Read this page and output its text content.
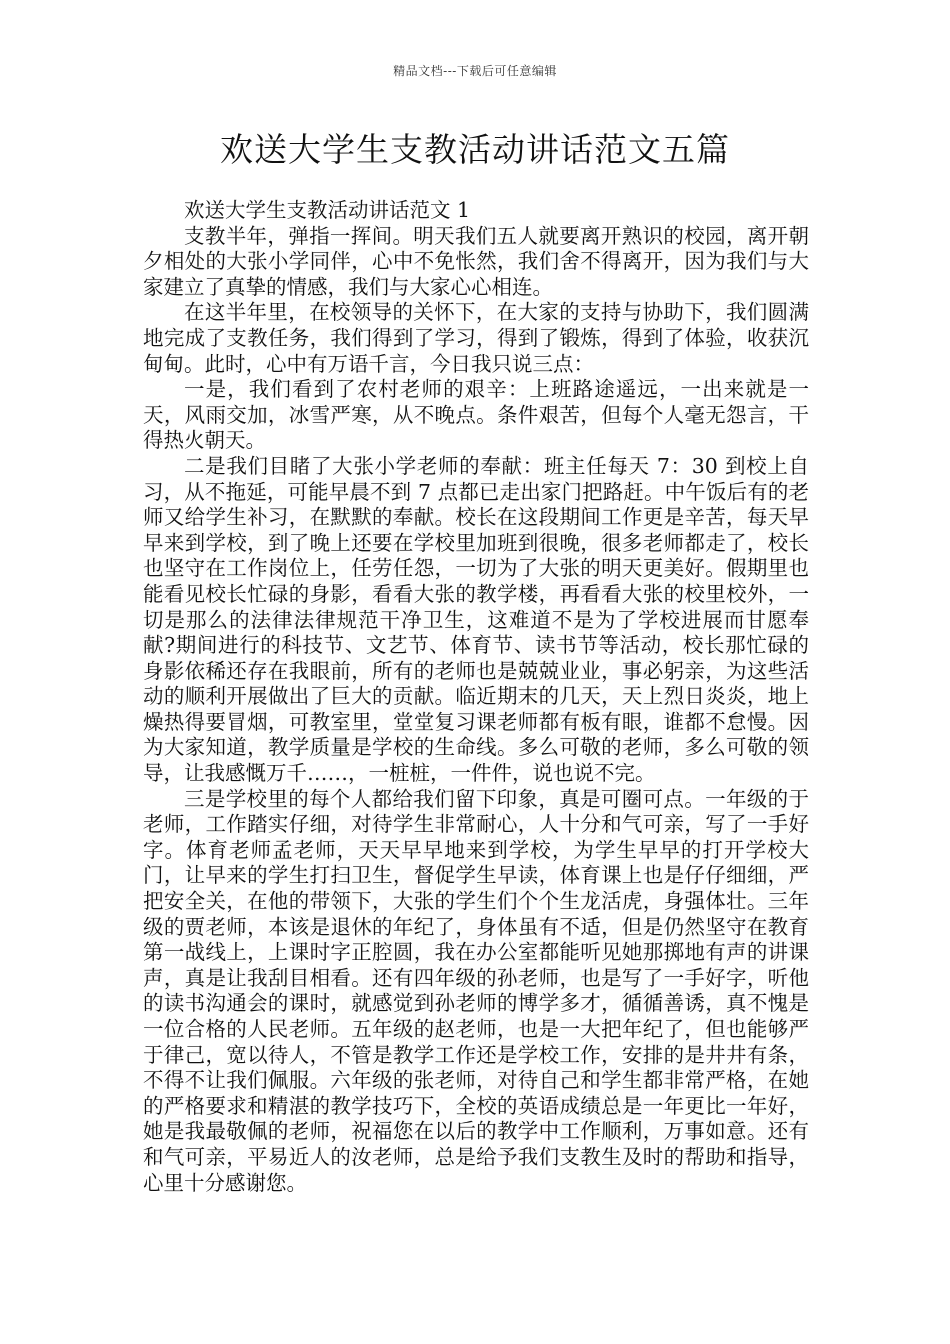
精品文档---下载后可任意编辑
欢送大学生支教活动讲话范文五篇

欢送大学生支教活动讲话范文 1

支教半年，弹指一挥间。明天我们五人就要离开熟识的校园，离开朝夕相处的大张小学同伴，心中不免怅然，我们舍不得离开，因为我们与大家建立了真挚的情感，我们与大家心心相连。

在这半年里，在校领导的关怀下，在大家的支持与协助下，我们圆满地完成了支教任务，我们得到了学习，得到了锻炼，得到了体验，收获沉甸甸。此时，心中有万语千言，今日我只说三点：

一是，我们看到了农村老师的艰辛：上班路途遥远，一出来就是一天，风雨交加，冰雪严寒，从不晚点。条件艰苦，但每个人毫无怨言，干得热火朝天。

二是我们目睹了大张小学老师的奉献：班主任每天 7：30 到校上自习，从不拖延，可能早晨不到 7 点都已走出家门把路赶。中午饭后有的老师又给学生补习，在默默的奉献。校长在这段期间工作更是辛苦，每天早早来到学校，到了晚上还要在学校里加班到很晚，很多老师都走了，校长也坚守在工作岗位上，任劳任怨，一切为了大张的明天更美好。假期里也能看见校长忙碌的身影，看看大张的教学楼，再看看大张的校里校外，一切是那么的法律法律规范干净卫生，这难道不是为了学校进展而甘愿奉献?期间进行的科技节、文艺节、体育节、读书节等活动，校长那忙碌的身影依稀还存在我眼前，所有的老师也是兢兢业业，事必躬亲，为这些活动的顺利开展做出了巨大的贡献。临近期末的几天，天上烈日炎炎，地上燥热得要冒烟，可教室里，堂堂复习课老师都有板有眼，谁都不怠慢。因为大家知道，教学质量是学校的生命线。多么可敬的老师，多么可敬的领导，让我感慨万千……，一桩桩，一件件，说也说不完。

三是学校里的每个人都给我们留下印象，真是可圈可点。一年级的于老师，工作踏实仔细，对待学生非常耐心，人十分和气可亲，写了一手好字。体育老师孟老师，天天早早地来到学校，为学生早早的打开学校大门，让早来的学生打扫卫生，督促学生早读，体育课上也是仔仔细细，严把安全关，在他的带领下，大张的学生们个个生龙活虎，身强体壮。三年级的贾老师，本该是退休的年纪了，身体虽有不适，但是仍然坚守在教育第一战线上，上课时字正腔圆，我在办公室都能听见她那掷地有声的讲课声，真是让我刮目相看。还有四年级的孙老师，也是写了一手好字，听他的读书沟通会的课时，就感觉到孙老师的博学多才，循循善诱，真不愧是一位合格的人民老师。五年级的赵老师，也是一大把年纪了，但也能够严于律己，宽以待人，不管是教学工作还是学校工作，安排的是井井有条，不得不让我们佩服。六年级的张老师，对待自己和学生都非常严格，在她的严格要求和精湛的教学技巧下，全校的英语成绩总是一年更比一年好，她是我最敬佩的老师，祝福您在以后的教学中工作顺利，万事如意。还有和气可亲，平易近人的汝老师，总是给予我们支教生及时的帮助和指导，心里十分感谢您。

━━━━━━━━━━━━━━━━━━━━━━━━━━━━━━

## SET TASK
Transcribe each entry above exactly, apart from the pictures.

## SOLUTION FOR THIS EXERCISE
Read this page and output its text content.
精品文档---下载后可任意编辑
欢送大学生支教活动讲话范文五篇

欢送大学生支教活动讲话范文 1

支教半年，弹指一挥间。明天我们五人就要离开熟识的校园，离开朝夕相处的大张小学同伴，心中不免怅然，我们舍不得离开，因为我们与大家建立了真挚的情感，我们与大家心心相连。

在这半年里，在校领导的关怀下，在大家的支持与协助下，我们圆满地完成了支教任务，我们得到了学习，得到了锻炼，得到了体验，收获沉甸甸。此时，心中有万语千言，今日我只说三点：

一是，我们看到了农村老师的艰辛：上班路途遥远，一出来就是一天，风雨交加，冰雪严寒，从不晚点。条件艰苦，但每个人毫无怨言，干得热火朝天。

二是我们目睹了大张小学老师的奉献：班主任每天 7：30 到校上自习，从不拖延，可能早晨不到 7 点都已走出家门把路赶。中午饭后有的老师又给学生补习，在默默的奉献。校长在这段期间工作更是辛苦，每天早早来到学校，到了晚上还要在学校里加班到很晚，很多老师都走了，校长也坚守在工作岗位上，任劳任怨，一切为了大张的明天更美好。假期里也能看见校长忙碌的身影，看看大张的教学楼，再看看大张的校里校外，一切是那么的法律法律规范干净卫生，这难道不是为了学校进展而甘愿奉献?期间进行的科技节、文艺节、体育节、读书节等活动，校长那忙碌的身影依稀还存在我眼前，所有的老师也是兢兢业业，事必躬亲，为这些活动的顺利开展做出了巨大的贡献。临近期末的几天，天上烈日炎炎，地上燥热得要冒烟，可教室里，堂堂复习课老师都有板有眼，谁都不怠慢。因为大家知道，教学质量是学校的生命线。多么可敬的老师，多么可敬的领导，让我感慨万千……，一桩桩，一件件，说也说不完。

三是学校里的每个人都给我们留下印象，真是可圈可点。一年级的于老师，工作踏实仔细，对待学生非常耐心，人十分和气可亲，写了一手好字。体育老师孟老师，天天早早地来到学校，为学生早早的打开学校大门，让早来的学生打扫卫生，督促学生早读，体育课上也是仔仔细细，严把安全关，在他的带领下，大张的学生们个个生龙活虎，身强体壮。三年级的贾老师，本该是退休的年纪了，身体虽有不适，但是仍然坚守在教育第一战线上，上课时字正腔圆，我在办公室都能听见她那掷地有声的讲课声，真是让我刮目相看。还有四年级的孙老师，也是写了一手好字，听他的读书沟通会的课时，就感觉到孙老师的博学多才，循循善诱，真不愧是一位合格的人民老师。五年级的赵老师，也是一大把年纪了，但也能够严于律己，宽以待人，不管是教学工作还是学校工作，安排的是井井有条，不得不让我们佩服。六年级的张老师，对待自己和学生都非常严格，在她的严格要求和精湛的教学技巧下，全校的英语成绩总是一年更比一年好，她是我最敬佩的老师，祝福您在以后的教学中工作顺利，万事如意。还有和气可亲，平易近人的汝老师，总是给予我们支教生及时的帮助和指导，心里十分感谢您。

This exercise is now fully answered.